▶ GIVEN EXERCISE
Copy out every line exactly as given.

-- Start --

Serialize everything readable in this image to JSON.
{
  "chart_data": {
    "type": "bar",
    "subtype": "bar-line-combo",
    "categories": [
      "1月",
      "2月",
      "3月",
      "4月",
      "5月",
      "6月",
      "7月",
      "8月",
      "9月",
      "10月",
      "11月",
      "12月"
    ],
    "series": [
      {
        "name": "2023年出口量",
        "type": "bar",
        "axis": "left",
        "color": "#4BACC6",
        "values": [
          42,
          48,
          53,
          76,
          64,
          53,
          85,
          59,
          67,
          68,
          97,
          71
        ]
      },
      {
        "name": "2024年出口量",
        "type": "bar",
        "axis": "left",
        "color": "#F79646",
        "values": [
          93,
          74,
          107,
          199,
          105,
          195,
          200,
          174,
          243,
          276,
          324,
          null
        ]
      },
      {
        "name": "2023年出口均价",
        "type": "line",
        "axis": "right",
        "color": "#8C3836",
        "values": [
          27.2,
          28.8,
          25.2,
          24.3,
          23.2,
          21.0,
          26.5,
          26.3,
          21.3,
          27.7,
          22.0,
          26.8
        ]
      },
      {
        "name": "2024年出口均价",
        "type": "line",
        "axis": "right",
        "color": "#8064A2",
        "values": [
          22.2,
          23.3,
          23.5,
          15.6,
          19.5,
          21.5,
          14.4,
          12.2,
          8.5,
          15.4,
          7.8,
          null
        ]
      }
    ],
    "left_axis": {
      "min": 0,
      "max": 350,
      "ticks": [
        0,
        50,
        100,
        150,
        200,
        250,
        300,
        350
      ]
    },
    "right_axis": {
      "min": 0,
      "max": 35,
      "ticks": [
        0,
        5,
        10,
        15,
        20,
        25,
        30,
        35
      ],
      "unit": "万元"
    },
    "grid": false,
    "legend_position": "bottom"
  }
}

-- End --

▶ FULL OUTPUT
Serialize everything readable in this image to JSON.
{
  "chart_data": {
    "type": "bar",
    "subtype": "bar-line-combo",
    "categories": [
      "1月",
      "2月",
      "3月",
      "4月",
      "5月",
      "6月",
      "7月",
      "8月",
      "9月",
      "10月",
      "11月",
      "12月"
    ],
    "series": [
      {
        "name": "2023年出口量",
        "type": "bar",
        "axis": "left",
        "color": "#4BACC6",
        "values": [
          42,
          48,
          53,
          76,
          64,
          53,
          85,
          59,
          67,
          68,
          97,
          71
        ]
      },
      {
        "name": "2024年出口量",
        "type": "bar",
        "axis": "left",
        "color": "#F79646",
        "values": [
          93,
          74,
          107,
          199,
          105,
          195,
          200,
          174,
          243,
          276,
          324,
          null
        ]
      },
      {
        "name": "2023年出口均价",
        "type": "line",
        "axis": "right",
        "color": "#8C3836",
        "values": [
          27.2,
          28.8,
          25.2,
          24.3,
          23.2,
          21.0,
          26.5,
          26.3,
          21.3,
          27.7,
          22.0,
          26.8
        ]
      },
      {
        "name": "2024年出口均价",
        "type": "line",
        "axis": "right",
        "color": "#8064A2",
        "values": [
          22.2,
          23.3,
          23.5,
          15.6,
          19.5,
          21.5,
          14.4,
          12.2,
          8.5,
          15.4,
          7.8,
          null
        ]
      }
    ],
    "left_axis": {
      "min": 0,
      "max": 350,
      "ticks": [
        0,
        50,
        100,
        150,
        200,
        250,
        300,
        350
      ]
    },
    "right_axis": {
      "min": 0,
      "max": 35,
      "ticks": [
        0,
        5,
        10,
        15,
        20,
        25,
        30,
        35
      ],
      "unit": "万元"
    },
    "grid": false,
    "legend_position": "bottom"
  }
}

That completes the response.